• Work to complete
Take the line containing "Extract all readable text from this page." and all lines after it, through the end of the material, and repeat them exactly, pictures left out.

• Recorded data
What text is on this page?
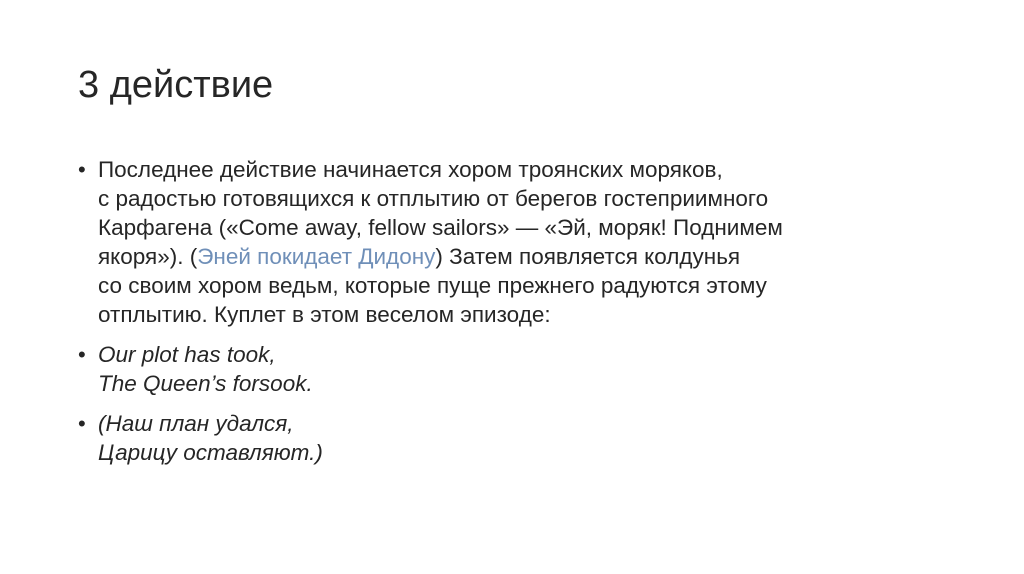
3 действие
• Последнее действие начинается хором троянских моряков,
с радостью готовящихся к отплытию от берегов гостеприимного
Карфагена («Come away, fellow sailors» — «Эй, моряк! Поднимем
якоря»). (Эней покидает Дидону) Затем появляется колдунья
со своим хором ведьм, которые пуще прежнего радуются этому
отплытию. Куплет в этом веселом эпизоде:
• Our plot has took,
The Queen’s forsook.
• (Наш план удался,
Царицу оставляют.)
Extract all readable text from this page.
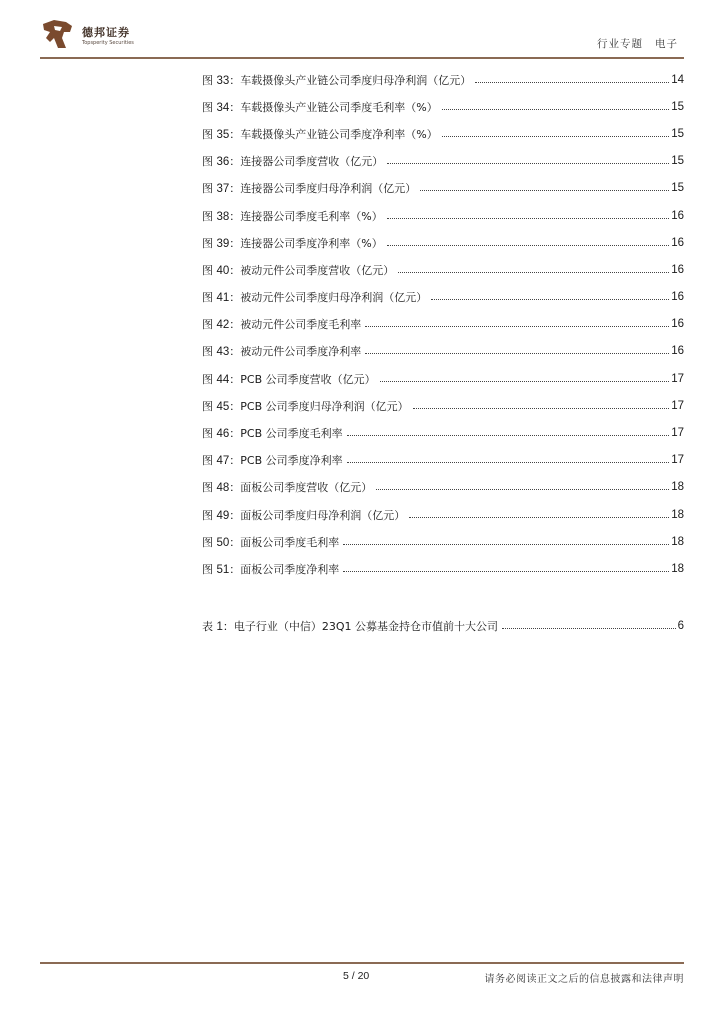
德邦证券
Topsperity Securities	行业专题 电子
图 33：车载摄像头产业链公司季度归母净利润（亿元）	14
图 34：车载摄像头产业链公司季度毛利率（%）	15
图 35：车载摄像头产业链公司季度净利率（%）	15
图 36：连接器公司季度营收（亿元）	15
图 37：连接器公司季度归母净利润（亿元）	15
图 38：连接器公司季度毛利率（%）	16
图 39：连接器公司季度净利率（%）	16
图 40：被动元件公司季度营收（亿元）	16
图 41：被动元件公司季度归母净利润（亿元）	16
图 42：被动元件公司季度毛利率	16
图 43：被动元件公司季度净利率	16
图 44：PCB 公司季度营收（亿元）	17
图 45：PCB 公司季度归母净利润（亿元）	17
图 46：PCB 公司季度毛利率	17
图 47：PCB 公司季度净利率	17
图 48：面板公司季度营收（亿元）	18
图 49：面板公司季度归母净利润（亿元）	18
图 50：面板公司季度毛利率	18
图 51：面板公司季度净利率	18
表 1：电子行业（中信）23Q1 公募基金持仓市值前十大公司	6
5 / 20	请务必阅读正文之后的信息披露和法律声明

• Reply
Extract all readable text from this page.
德邦证券
Topsperity Securities	行业专题 电子
图 33：车载摄像头产业链公司季度归母净利润（亿元）	14
图 34：车载摄像头产业链公司季度毛利率（%）	15
图 35：车载摄像头产业链公司季度净利率（%）	15
图 36：连接器公司季度营收（亿元）	15
图 37：连接器公司季度归母净利润（亿元）	15
图 38：连接器公司季度毛利率（%）	16
图 39：连接器公司季度净利率（%）	16
图 40：被动元件公司季度营收（亿元）	16
图 41：被动元件公司季度归母净利润（亿元）	16
图 42：被动元件公司季度毛利率	16
图 43：被动元件公司季度净利率	16
图 44：PCB 公司季度营收（亿元）	17
图 45：PCB 公司季度归母净利润（亿元）	17
图 46：PCB 公司季度毛利率	17
图 47：PCB 公司季度净利率	17
图 48：面板公司季度营收（亿元）	18
图 49：面板公司季度归母净利润（亿元）	18
图 50：面板公司季度毛利率	18
图 51：面板公司季度净利率	18
表 1：电子行业（中信）23Q1 公募基金持仓市值前十大公司	6
5 / 20	请务必阅读正文之后的信息披露和法律声明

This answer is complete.